Short task → Your task is to gather the lines below that hold the string "PANI".

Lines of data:
— start —
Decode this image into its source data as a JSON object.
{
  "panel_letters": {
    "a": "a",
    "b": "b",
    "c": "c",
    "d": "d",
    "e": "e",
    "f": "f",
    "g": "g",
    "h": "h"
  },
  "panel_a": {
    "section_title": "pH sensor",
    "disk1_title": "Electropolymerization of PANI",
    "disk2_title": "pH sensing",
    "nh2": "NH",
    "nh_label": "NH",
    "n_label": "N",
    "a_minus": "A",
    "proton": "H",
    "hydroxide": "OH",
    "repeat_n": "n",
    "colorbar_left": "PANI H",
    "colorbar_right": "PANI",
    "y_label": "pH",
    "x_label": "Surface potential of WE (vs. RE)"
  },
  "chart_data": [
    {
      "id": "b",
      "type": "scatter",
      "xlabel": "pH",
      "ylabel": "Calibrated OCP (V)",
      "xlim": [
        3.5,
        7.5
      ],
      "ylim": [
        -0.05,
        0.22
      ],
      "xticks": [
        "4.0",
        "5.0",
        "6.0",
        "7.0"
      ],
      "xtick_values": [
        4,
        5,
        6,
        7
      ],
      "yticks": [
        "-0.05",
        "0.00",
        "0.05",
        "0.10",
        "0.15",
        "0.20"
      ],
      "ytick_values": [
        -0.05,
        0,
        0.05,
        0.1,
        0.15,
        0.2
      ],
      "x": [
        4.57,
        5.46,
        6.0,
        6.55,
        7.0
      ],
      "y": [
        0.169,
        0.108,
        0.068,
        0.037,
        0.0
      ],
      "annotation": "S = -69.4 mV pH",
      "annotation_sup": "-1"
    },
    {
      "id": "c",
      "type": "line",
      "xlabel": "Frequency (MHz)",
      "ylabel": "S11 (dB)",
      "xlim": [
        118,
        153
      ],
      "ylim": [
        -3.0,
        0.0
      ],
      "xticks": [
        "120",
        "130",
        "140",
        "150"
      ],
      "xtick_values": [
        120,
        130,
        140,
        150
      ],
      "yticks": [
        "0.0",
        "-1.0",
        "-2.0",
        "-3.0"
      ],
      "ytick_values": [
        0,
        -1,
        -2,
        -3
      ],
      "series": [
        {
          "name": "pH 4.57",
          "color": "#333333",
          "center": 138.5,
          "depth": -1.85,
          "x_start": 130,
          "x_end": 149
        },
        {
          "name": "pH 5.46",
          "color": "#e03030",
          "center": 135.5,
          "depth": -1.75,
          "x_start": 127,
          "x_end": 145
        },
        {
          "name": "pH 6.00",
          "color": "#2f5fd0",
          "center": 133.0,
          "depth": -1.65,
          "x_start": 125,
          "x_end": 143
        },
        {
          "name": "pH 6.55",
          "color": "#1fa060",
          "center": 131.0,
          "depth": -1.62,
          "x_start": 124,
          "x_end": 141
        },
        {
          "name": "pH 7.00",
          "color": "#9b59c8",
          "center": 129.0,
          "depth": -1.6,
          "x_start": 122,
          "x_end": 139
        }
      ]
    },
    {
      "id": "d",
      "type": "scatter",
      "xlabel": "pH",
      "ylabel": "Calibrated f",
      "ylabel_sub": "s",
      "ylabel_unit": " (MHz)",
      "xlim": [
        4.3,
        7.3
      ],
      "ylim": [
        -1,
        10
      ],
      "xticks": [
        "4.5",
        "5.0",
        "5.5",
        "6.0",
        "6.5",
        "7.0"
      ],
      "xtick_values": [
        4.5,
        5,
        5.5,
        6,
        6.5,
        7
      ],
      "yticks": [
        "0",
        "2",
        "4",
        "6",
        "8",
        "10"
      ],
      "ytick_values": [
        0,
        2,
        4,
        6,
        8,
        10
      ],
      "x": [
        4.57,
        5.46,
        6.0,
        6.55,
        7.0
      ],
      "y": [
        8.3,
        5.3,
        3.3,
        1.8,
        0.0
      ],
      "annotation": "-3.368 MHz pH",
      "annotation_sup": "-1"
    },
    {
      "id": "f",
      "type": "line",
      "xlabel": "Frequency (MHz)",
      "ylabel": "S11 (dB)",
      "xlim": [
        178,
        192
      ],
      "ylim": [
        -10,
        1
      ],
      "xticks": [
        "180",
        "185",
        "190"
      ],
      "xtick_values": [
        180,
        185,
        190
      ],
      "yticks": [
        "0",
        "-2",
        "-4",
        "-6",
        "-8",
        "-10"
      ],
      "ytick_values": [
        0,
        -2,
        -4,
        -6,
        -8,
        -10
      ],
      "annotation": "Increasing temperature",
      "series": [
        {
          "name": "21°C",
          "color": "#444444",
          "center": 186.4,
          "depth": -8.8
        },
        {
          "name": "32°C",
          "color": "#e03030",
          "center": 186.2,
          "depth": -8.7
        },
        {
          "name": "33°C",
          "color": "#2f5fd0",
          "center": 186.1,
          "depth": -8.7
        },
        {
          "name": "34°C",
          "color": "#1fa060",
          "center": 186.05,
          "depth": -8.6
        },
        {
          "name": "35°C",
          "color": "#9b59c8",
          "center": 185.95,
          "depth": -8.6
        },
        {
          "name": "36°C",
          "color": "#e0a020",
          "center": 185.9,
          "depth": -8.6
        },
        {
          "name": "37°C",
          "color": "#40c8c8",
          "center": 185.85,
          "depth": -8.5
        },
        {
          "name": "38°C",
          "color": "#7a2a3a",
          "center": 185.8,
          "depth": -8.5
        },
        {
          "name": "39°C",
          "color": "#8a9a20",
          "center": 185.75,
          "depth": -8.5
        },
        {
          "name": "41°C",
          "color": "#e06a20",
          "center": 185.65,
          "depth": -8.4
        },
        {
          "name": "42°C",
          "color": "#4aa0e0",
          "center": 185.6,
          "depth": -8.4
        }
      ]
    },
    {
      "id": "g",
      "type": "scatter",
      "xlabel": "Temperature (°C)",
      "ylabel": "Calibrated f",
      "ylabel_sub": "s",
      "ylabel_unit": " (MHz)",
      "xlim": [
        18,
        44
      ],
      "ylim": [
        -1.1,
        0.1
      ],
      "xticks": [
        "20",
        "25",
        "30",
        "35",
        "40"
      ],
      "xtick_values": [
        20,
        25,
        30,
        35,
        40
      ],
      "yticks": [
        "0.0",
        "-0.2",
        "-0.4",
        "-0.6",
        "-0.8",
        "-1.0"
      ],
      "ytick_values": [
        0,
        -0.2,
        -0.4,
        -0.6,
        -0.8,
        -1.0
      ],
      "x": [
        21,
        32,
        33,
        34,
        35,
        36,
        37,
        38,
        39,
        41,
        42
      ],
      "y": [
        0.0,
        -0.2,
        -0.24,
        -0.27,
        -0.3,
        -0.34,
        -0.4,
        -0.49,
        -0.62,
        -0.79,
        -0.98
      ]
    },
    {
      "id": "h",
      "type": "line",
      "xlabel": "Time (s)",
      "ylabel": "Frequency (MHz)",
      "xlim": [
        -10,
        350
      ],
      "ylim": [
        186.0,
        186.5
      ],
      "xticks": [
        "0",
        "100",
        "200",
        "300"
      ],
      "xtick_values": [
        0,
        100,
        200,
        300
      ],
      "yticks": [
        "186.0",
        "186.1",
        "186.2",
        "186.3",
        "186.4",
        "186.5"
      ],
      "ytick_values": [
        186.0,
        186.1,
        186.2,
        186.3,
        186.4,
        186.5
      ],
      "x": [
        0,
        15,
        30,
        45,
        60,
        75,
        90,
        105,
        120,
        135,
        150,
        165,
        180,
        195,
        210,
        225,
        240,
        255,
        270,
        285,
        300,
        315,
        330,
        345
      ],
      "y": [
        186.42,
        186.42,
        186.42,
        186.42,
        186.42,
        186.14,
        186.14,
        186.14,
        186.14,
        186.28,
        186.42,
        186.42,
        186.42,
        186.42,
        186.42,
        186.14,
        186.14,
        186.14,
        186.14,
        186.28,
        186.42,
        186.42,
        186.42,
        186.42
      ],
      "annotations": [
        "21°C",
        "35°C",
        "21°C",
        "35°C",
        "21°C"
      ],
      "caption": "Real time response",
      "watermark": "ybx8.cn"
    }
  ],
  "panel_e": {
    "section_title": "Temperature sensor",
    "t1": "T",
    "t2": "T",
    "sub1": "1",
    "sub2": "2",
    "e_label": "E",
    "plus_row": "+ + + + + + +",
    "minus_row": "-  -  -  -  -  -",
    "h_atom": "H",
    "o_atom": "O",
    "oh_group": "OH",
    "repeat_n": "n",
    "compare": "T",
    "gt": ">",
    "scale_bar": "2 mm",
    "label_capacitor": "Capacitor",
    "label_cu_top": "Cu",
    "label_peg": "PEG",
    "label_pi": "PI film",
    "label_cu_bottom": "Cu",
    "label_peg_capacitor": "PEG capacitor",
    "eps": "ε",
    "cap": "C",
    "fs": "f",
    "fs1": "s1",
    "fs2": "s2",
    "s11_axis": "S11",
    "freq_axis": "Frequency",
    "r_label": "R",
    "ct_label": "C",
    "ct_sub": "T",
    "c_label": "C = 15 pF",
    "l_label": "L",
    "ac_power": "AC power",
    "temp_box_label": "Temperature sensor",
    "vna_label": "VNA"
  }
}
— end —
The completed task →
    "disk1_title": "Electropolymerization of PANI",
    "colorbar_left": "PANI H",
    "colorbar_right": "PANI",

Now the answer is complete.